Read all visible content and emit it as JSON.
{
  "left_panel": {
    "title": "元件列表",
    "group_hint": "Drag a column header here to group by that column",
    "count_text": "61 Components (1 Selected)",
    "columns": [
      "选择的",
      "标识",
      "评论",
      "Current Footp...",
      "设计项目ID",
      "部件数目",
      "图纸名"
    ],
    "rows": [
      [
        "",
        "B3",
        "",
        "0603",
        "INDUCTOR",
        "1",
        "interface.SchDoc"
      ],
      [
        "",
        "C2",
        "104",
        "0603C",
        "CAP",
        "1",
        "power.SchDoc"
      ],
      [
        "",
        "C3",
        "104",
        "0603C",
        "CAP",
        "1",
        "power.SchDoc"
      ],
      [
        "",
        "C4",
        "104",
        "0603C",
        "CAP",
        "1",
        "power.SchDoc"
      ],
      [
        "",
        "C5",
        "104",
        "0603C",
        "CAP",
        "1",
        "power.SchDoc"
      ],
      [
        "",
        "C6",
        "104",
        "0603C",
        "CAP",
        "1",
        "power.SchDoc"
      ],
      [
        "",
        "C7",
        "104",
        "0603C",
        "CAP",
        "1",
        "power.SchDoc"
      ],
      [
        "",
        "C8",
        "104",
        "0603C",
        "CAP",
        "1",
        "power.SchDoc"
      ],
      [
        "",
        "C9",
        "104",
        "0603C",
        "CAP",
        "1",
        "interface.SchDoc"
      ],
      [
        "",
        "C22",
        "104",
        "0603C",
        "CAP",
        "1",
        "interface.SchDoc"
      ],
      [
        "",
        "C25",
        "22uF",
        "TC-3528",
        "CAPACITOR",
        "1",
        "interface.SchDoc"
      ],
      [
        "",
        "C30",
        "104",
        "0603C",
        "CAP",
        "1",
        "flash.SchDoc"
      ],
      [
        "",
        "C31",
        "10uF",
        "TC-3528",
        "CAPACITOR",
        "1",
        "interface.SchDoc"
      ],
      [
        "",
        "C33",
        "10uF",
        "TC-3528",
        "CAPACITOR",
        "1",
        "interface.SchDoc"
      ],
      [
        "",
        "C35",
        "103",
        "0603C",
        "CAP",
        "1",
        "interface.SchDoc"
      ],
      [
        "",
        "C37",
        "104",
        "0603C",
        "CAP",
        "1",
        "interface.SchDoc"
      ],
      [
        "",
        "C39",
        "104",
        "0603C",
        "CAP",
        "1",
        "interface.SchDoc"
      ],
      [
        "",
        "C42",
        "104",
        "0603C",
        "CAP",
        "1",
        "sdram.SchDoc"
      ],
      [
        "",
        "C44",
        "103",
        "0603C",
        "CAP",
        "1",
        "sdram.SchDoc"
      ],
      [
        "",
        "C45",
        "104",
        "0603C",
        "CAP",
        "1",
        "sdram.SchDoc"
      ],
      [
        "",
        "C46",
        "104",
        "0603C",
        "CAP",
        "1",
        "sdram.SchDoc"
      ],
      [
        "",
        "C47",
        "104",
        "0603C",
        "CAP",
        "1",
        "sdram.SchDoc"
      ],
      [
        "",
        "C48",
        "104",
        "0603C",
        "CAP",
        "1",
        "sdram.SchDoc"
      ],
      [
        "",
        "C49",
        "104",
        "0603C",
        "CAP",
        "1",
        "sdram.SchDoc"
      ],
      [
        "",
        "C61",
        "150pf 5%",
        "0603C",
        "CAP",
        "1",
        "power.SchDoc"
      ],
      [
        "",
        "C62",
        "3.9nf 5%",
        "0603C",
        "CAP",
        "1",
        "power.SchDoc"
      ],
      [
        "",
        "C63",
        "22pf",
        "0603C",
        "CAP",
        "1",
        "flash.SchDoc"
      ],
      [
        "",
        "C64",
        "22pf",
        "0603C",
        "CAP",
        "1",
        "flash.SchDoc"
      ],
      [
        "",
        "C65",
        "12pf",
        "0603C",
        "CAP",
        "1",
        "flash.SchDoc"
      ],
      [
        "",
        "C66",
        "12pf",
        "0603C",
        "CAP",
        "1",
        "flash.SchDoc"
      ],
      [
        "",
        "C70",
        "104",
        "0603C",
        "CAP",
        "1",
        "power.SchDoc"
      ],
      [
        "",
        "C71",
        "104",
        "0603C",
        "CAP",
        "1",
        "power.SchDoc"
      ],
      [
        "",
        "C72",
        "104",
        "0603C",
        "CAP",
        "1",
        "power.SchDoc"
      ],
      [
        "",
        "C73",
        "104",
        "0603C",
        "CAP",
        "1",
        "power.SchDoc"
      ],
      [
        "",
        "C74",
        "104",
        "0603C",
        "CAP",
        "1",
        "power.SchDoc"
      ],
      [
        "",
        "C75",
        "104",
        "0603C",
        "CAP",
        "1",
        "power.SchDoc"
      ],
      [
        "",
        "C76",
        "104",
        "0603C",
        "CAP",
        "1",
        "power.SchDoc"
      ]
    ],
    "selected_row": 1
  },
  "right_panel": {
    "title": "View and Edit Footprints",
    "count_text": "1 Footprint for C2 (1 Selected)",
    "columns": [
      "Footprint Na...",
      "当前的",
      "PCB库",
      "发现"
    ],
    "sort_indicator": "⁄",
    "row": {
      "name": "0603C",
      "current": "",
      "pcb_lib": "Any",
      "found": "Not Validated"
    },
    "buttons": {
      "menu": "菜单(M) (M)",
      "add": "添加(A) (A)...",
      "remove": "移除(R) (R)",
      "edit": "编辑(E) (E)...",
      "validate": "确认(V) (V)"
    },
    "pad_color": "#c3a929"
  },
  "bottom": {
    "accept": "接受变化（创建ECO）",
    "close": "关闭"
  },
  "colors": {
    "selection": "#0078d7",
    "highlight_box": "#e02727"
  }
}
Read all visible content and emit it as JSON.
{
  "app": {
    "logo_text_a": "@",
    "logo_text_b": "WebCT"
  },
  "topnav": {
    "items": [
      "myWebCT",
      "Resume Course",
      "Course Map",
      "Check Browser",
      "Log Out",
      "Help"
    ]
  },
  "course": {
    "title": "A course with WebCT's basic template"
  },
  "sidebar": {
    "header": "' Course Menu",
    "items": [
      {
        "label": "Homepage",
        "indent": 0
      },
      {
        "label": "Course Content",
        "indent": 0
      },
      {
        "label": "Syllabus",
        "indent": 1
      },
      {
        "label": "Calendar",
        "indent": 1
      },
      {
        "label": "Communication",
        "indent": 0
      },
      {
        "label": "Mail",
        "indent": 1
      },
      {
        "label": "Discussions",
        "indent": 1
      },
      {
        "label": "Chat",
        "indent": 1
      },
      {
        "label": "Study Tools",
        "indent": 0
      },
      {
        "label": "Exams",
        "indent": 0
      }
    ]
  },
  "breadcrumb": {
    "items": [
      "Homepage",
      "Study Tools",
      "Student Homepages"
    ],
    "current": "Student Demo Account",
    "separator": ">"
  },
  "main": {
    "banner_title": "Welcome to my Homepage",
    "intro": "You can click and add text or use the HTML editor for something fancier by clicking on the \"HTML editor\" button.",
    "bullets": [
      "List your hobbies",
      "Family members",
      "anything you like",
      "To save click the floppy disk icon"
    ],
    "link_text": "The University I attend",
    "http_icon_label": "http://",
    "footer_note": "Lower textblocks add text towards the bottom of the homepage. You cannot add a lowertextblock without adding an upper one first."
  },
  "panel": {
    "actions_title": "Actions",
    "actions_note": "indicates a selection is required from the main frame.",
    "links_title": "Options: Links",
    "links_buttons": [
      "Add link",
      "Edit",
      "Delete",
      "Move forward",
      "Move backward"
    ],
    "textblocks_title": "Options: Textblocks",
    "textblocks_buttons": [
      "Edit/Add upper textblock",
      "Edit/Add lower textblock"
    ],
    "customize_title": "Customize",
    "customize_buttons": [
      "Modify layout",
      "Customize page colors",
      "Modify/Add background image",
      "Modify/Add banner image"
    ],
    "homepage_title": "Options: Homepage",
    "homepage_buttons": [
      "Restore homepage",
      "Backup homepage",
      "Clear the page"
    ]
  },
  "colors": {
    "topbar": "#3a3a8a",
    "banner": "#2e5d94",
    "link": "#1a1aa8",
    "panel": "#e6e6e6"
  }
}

════════

TASK → Show each line of the listing that holds the string "upper".

ANSWER TO THIS PROBLEM →
    "footer_note": "Lower textblocks add text towards the bottom of the homepage. You cannot add a lowertextblock without adding an upper one first."
      "Edit/Add upper textblock",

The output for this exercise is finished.